▶ TO DO: Copy out every line in which the string "color" occurs.

=-=-=-=-=

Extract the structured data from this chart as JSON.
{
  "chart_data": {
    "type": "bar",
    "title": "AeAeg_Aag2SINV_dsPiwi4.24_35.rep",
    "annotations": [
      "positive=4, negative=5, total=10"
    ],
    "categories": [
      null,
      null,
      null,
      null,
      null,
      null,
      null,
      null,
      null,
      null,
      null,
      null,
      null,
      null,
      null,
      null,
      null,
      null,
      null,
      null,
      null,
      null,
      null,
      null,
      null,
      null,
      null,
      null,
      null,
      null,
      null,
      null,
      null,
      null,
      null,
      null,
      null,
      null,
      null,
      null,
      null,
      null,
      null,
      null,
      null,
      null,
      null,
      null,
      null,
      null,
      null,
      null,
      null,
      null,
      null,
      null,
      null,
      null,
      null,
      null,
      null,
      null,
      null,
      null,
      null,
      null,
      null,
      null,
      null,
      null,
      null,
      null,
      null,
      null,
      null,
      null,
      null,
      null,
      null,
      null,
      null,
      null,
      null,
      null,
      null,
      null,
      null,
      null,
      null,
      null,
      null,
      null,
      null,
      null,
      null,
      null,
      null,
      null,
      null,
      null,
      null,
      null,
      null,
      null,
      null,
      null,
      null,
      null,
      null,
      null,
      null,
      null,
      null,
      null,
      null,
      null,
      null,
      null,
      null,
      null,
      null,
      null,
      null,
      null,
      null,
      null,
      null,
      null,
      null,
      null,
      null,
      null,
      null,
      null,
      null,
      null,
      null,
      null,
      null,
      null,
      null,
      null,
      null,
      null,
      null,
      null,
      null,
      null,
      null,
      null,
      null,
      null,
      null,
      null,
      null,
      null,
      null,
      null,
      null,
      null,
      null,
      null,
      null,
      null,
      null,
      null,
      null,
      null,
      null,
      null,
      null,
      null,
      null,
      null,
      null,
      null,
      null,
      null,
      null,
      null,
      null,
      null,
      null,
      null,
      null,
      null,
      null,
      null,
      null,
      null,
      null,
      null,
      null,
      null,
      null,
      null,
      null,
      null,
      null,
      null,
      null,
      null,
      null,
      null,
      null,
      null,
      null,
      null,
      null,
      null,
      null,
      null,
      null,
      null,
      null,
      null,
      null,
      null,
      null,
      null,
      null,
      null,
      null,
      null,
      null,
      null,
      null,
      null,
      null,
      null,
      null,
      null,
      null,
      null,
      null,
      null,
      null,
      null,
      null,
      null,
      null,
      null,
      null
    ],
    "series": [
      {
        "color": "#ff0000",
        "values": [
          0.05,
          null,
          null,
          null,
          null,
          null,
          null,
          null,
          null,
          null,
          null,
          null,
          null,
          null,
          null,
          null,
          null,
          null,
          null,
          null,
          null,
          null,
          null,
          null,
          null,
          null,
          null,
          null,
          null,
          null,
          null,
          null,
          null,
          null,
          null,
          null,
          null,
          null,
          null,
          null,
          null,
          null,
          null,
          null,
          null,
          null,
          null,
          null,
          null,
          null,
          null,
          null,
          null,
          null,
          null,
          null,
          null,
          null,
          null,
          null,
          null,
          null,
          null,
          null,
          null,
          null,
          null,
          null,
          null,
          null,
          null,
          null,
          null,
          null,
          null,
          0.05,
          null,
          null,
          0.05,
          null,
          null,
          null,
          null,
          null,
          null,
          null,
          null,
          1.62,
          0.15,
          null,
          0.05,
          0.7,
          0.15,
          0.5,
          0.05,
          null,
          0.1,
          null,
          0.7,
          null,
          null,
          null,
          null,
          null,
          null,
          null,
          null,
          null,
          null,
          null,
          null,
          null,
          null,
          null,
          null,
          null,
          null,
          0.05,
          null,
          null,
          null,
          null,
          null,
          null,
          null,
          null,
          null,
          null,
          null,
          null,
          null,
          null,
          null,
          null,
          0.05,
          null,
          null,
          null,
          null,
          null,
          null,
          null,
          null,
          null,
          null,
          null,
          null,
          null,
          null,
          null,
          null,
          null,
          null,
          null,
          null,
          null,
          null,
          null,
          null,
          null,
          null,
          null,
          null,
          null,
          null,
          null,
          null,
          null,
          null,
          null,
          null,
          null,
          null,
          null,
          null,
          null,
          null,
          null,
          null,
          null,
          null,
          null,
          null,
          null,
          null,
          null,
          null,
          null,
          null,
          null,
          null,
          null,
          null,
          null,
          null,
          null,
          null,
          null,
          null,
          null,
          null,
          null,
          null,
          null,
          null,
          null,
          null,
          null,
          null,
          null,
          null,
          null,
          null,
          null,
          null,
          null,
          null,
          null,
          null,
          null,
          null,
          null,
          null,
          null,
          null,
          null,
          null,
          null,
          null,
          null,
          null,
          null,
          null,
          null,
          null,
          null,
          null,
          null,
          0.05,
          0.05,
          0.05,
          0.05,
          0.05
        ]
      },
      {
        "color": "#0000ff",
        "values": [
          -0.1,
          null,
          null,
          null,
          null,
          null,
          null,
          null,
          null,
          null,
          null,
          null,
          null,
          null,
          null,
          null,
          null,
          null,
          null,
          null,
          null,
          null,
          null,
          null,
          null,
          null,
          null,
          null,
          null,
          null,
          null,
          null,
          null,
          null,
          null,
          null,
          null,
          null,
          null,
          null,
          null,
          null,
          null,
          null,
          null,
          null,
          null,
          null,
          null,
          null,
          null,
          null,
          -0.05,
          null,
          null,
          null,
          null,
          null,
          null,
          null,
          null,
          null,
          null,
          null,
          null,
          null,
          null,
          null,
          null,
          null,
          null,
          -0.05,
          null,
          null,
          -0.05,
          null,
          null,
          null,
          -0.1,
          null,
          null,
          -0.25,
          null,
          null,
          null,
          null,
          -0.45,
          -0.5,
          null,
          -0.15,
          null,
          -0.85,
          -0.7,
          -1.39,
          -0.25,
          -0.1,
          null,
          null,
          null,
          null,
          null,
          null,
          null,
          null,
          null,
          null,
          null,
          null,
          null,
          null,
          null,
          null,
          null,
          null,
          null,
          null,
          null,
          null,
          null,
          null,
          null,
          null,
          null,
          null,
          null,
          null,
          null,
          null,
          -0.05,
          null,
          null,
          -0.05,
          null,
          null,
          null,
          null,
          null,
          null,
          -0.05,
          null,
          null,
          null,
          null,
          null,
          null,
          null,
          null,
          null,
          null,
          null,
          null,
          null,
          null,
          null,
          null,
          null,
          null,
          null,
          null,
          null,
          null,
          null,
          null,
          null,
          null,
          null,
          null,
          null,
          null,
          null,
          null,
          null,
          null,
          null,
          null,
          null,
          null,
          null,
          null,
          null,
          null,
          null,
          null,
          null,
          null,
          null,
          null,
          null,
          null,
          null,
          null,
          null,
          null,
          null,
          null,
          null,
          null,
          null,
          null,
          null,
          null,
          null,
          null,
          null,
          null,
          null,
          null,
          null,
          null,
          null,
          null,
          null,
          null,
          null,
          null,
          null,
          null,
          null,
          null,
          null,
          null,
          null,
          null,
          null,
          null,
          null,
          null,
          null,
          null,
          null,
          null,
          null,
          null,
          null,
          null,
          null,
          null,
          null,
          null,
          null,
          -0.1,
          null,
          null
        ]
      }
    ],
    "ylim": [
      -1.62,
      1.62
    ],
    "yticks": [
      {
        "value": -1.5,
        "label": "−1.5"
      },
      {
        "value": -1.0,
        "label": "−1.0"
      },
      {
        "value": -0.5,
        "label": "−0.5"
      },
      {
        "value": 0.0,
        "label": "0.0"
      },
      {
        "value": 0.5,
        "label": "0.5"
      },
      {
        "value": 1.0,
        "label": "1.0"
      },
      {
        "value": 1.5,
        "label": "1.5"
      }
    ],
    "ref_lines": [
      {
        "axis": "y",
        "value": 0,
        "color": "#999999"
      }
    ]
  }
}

=-=-=-=-=

▶ FINAL RESULT:
        "color": "#ff0000",
        "color": "#0000ff",
        "color": "#999999"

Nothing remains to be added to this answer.